## [The problem]
Without including any pictures, write out the listing below exactly.

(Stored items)
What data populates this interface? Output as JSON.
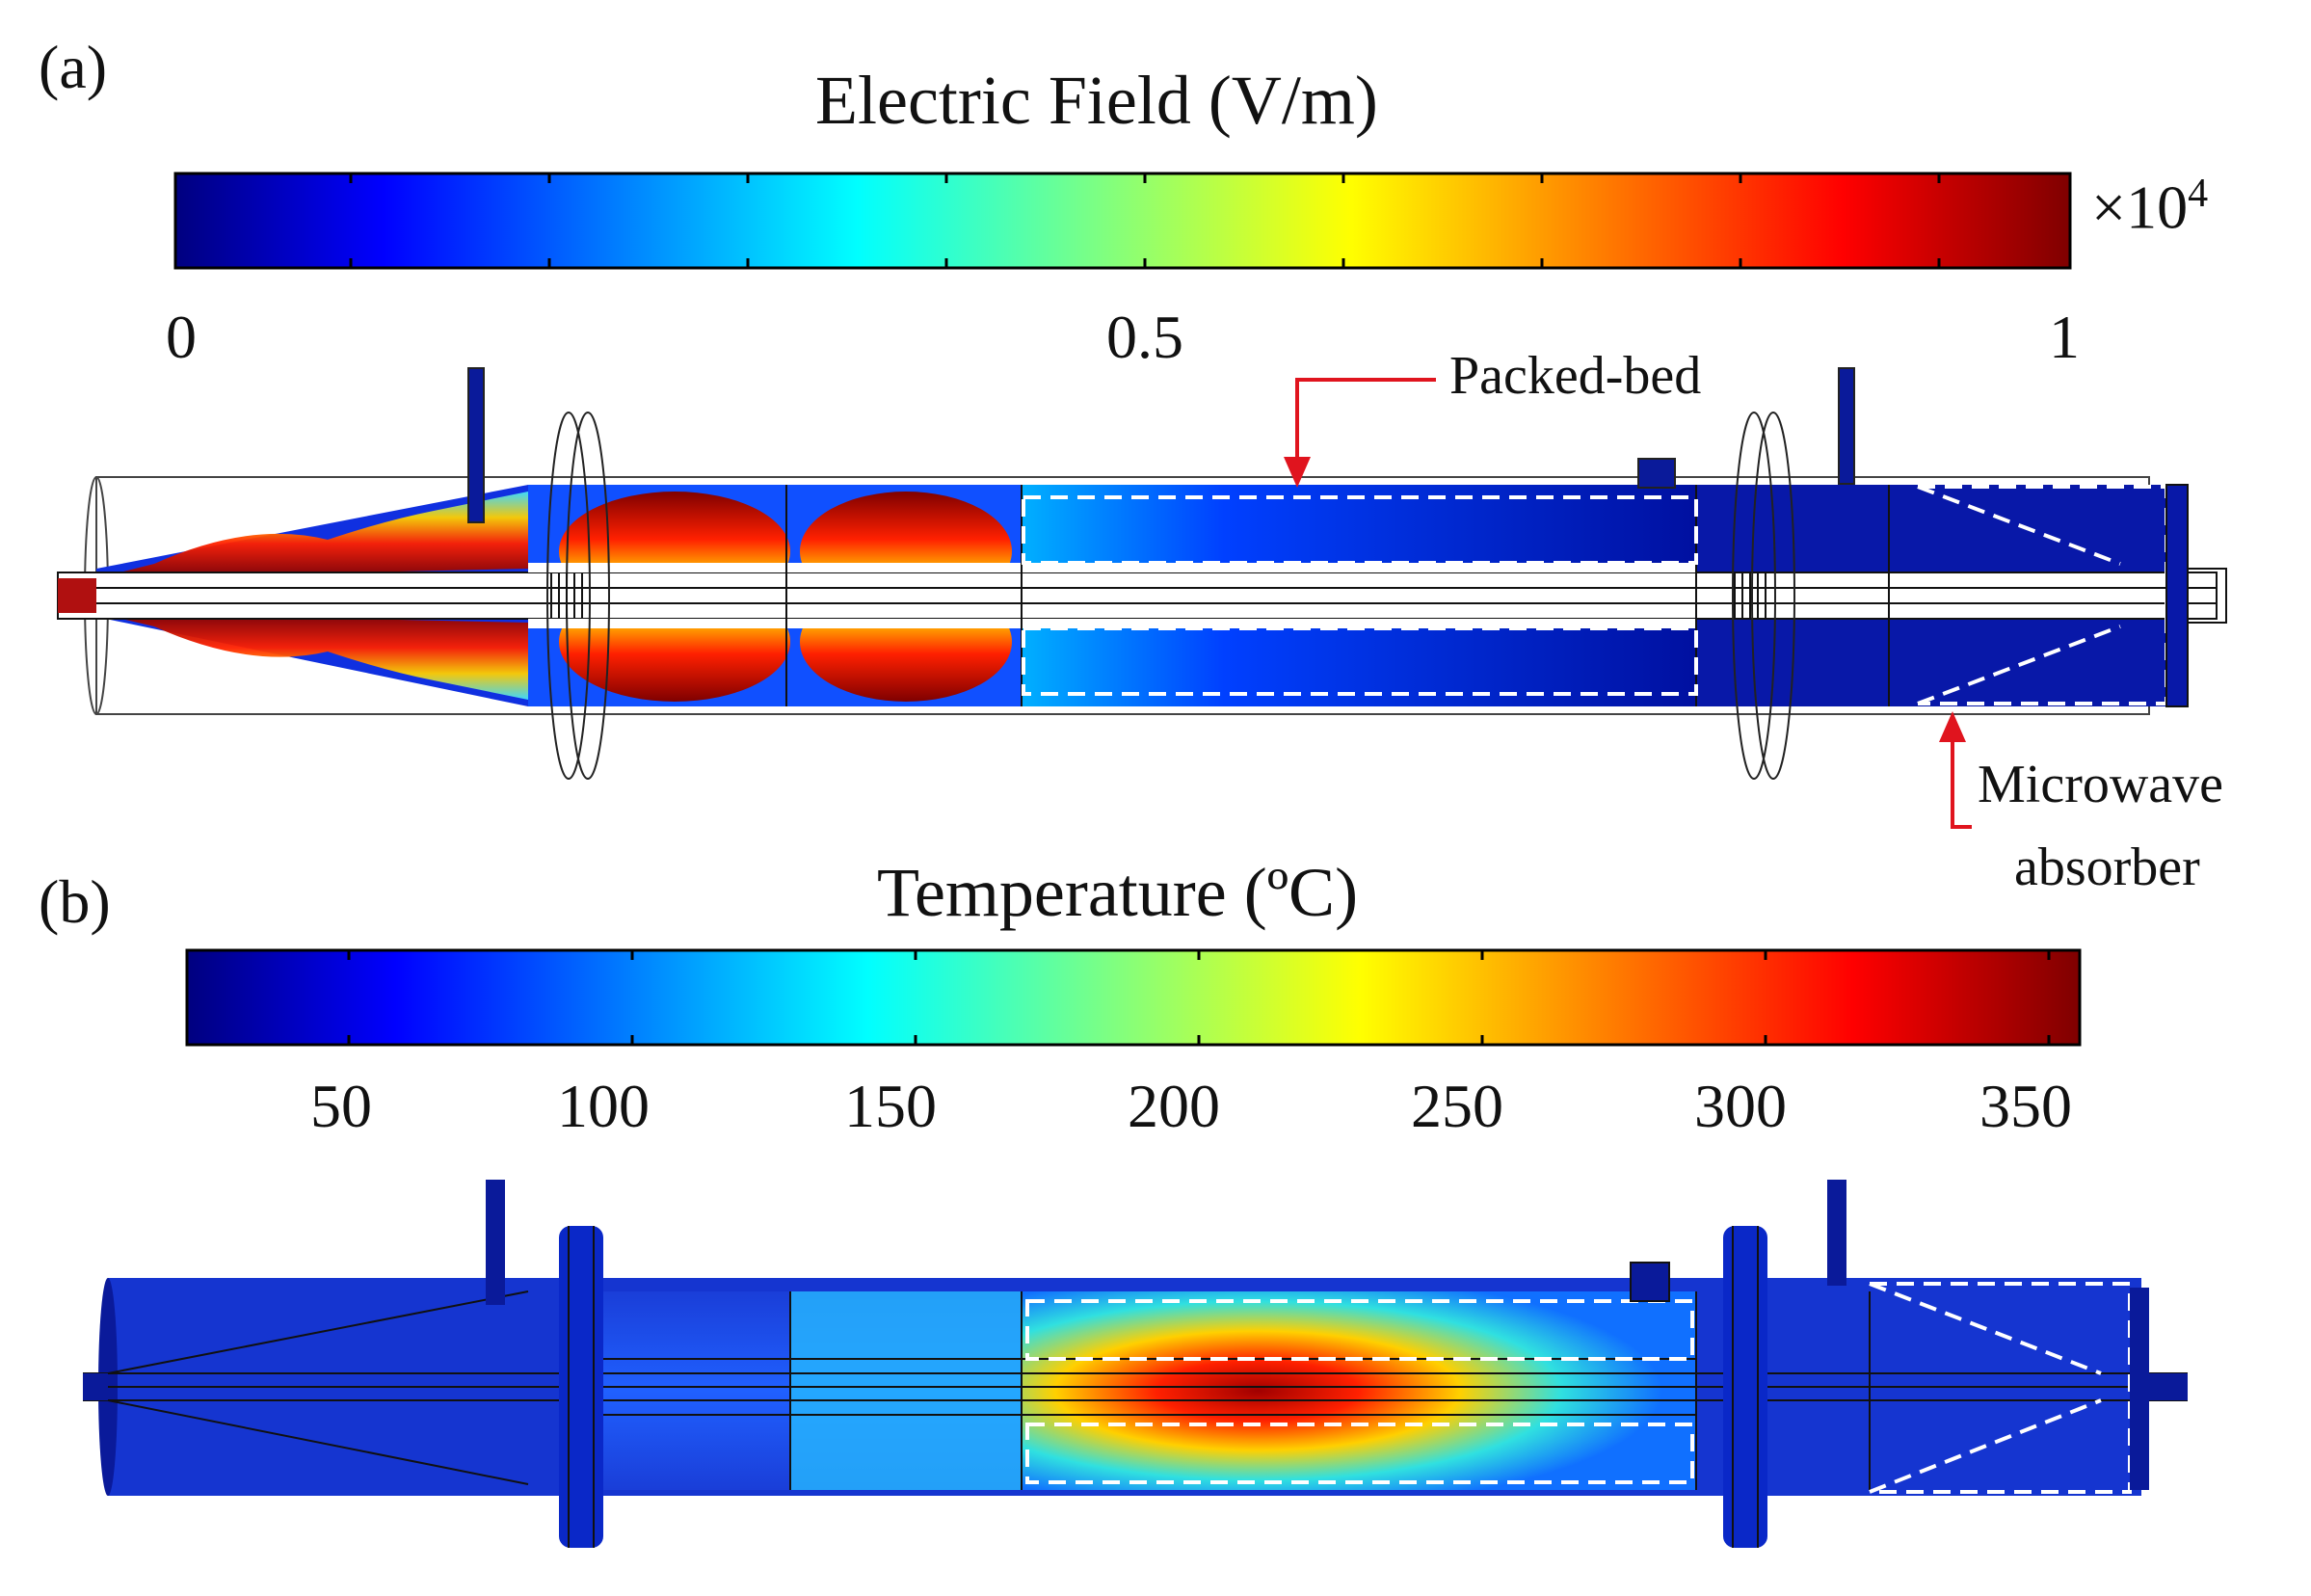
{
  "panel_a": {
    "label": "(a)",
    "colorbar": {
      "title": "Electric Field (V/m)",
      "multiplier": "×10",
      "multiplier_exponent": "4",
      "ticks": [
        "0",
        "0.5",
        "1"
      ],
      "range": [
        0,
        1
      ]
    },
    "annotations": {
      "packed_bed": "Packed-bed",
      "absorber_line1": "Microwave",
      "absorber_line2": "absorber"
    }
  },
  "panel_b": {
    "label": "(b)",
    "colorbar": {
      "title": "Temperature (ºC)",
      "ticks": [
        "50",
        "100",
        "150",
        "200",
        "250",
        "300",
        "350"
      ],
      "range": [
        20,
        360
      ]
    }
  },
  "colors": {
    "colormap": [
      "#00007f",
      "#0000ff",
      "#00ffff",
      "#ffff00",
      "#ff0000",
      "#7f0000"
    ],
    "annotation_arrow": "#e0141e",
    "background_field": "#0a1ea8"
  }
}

## [Problem solution]
What data populates this interface? Output as JSON.
{
  "panel_a": {
    "label": "(a)",
    "colorbar": {
      "title": "Electric Field (V/m)",
      "multiplier": "×10",
      "multiplier_exponent": "4",
      "ticks": [
        "0",
        "0.5",
        "1"
      ],
      "range": [
        0,
        1
      ]
    },
    "annotations": {
      "packed_bed": "Packed-bed",
      "absorber_line1": "Microwave",
      "absorber_line2": "absorber"
    }
  },
  "panel_b": {
    "label": "(b)",
    "colorbar": {
      "title": "Temperature (ºC)",
      "ticks": [
        "50",
        "100",
        "150",
        "200",
        "250",
        "300",
        "350"
      ],
      "range": [
        20,
        360
      ]
    }
  },
  "colors": {
    "colormap": [
      "#00007f",
      "#0000ff",
      "#00ffff",
      "#ffff00",
      "#ff0000",
      "#7f0000"
    ],
    "annotation_arrow": "#e0141e",
    "background_field": "#0a1ea8"
  }
}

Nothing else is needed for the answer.